# Text for analysis
Start of Block

Spacecraft properties
- Spacecraft: Apollo BP-12

Start of mission
- Launch date: May 13, 1964; 61 years ago
- Rocket: Little Joe II
- Launch site: White Sands LC-36

End of mission
- Landing date: May 13, 1964, 13:05:51 UTC

= A-001 =

1964 abort test of the Apollo spacecraft

A-001 was the second abort test of the Apollo spacecraft.

==Objectives==
Mission A-001 was the second in the series of tests conducted to demonstrate that the launch escape system could safely remove the command module under critical abort conditions. Unlike Pad Abort Test 1, in which the launch escape system was ignited at ground level, this mission was flown to demonstrate the capability of the escape system to propel the command module safely away from a launch vehicle while in the high-dynamic-pressure (transonic) region of the Saturn trajectory.

End of Block

# Aim of the exercise
Please copy word for word the stretch of the A-001 text from "End of mission" through "the Saturn trajectory.".

# Entries shown
Start of Block

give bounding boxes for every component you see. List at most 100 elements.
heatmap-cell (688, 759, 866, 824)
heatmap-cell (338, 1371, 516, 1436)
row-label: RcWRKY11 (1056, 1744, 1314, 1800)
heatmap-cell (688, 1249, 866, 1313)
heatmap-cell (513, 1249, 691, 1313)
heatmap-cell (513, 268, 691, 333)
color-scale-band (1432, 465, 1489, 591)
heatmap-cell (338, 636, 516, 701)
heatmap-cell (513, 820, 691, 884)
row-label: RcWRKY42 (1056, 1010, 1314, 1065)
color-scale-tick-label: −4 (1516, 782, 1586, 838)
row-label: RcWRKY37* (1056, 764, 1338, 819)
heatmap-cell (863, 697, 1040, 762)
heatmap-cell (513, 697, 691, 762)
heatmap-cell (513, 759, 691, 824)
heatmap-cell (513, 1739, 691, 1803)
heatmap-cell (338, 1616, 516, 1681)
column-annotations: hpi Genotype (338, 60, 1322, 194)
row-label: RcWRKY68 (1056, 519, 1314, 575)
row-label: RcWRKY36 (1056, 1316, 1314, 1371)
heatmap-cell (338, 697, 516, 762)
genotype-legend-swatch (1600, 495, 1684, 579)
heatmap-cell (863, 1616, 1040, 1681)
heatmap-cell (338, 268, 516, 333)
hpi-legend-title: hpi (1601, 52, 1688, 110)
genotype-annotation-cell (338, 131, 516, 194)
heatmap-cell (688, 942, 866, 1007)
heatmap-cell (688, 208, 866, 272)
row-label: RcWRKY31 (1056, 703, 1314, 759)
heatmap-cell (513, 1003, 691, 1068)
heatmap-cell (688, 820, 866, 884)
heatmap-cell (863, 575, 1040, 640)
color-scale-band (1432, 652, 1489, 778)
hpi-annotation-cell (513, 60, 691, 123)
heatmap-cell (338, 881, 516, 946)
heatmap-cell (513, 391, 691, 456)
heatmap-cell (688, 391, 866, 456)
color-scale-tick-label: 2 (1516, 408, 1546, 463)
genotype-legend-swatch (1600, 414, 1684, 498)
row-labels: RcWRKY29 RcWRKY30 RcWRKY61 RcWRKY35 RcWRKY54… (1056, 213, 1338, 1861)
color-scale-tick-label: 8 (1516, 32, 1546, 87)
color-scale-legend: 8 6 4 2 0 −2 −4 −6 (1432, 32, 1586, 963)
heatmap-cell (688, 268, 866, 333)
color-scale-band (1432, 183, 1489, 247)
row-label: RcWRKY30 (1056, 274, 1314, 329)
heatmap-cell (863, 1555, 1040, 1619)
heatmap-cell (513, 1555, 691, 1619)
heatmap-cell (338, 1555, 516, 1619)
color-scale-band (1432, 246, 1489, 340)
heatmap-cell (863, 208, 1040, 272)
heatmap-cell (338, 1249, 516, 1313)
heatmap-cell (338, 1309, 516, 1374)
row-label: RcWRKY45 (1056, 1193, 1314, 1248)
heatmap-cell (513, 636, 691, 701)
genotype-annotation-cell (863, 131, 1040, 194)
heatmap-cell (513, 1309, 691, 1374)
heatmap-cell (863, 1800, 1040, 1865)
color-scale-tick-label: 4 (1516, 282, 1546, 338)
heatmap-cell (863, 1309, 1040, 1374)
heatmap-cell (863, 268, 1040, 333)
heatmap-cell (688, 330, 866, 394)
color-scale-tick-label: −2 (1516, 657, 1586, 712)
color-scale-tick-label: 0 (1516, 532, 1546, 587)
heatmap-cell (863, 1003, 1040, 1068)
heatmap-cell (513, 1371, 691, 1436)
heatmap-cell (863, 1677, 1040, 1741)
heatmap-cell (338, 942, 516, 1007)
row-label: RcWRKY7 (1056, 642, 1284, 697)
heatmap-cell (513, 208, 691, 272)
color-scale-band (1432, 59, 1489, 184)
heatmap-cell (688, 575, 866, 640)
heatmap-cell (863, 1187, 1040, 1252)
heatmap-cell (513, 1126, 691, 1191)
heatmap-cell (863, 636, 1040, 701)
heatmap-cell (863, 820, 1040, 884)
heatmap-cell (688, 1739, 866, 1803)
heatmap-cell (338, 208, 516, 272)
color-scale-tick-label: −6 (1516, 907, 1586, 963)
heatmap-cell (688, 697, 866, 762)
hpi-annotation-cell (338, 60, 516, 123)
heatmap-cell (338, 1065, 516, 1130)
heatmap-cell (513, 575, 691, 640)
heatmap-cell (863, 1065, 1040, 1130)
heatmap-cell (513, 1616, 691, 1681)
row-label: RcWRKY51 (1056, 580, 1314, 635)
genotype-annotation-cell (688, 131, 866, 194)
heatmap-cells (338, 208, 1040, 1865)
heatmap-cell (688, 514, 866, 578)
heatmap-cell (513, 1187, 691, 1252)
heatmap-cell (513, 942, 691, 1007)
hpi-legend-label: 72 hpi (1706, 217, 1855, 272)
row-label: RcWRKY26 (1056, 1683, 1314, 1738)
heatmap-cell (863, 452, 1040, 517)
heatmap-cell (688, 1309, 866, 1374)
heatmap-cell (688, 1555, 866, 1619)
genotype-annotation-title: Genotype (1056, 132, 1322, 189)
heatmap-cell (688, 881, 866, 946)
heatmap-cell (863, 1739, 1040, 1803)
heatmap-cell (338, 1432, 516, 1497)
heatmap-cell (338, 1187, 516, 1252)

End of Block

# Reply to the exercise
End of mission
- Landing date: May 13, 1964, 13:05:51 UTC

= A-001 =

1964 abort test of the Apollo spacecraft

A-001 was the second abort test of the Apollo spacecraft.

==Objectives==
Mission A-001 was the second in the series of tests conducted to demonstrate that the launch escape system could safely remove the command module under critical abort conditions. Unlike Pad Abort Test 1, in which the launch escape system was ignited at ground level, this mission was flown to demonstrate the capability of the escape system to propel the command module safely away from a launch vehicle while in the high-dynamic-pressure (transonic) region of the Saturn trajectory.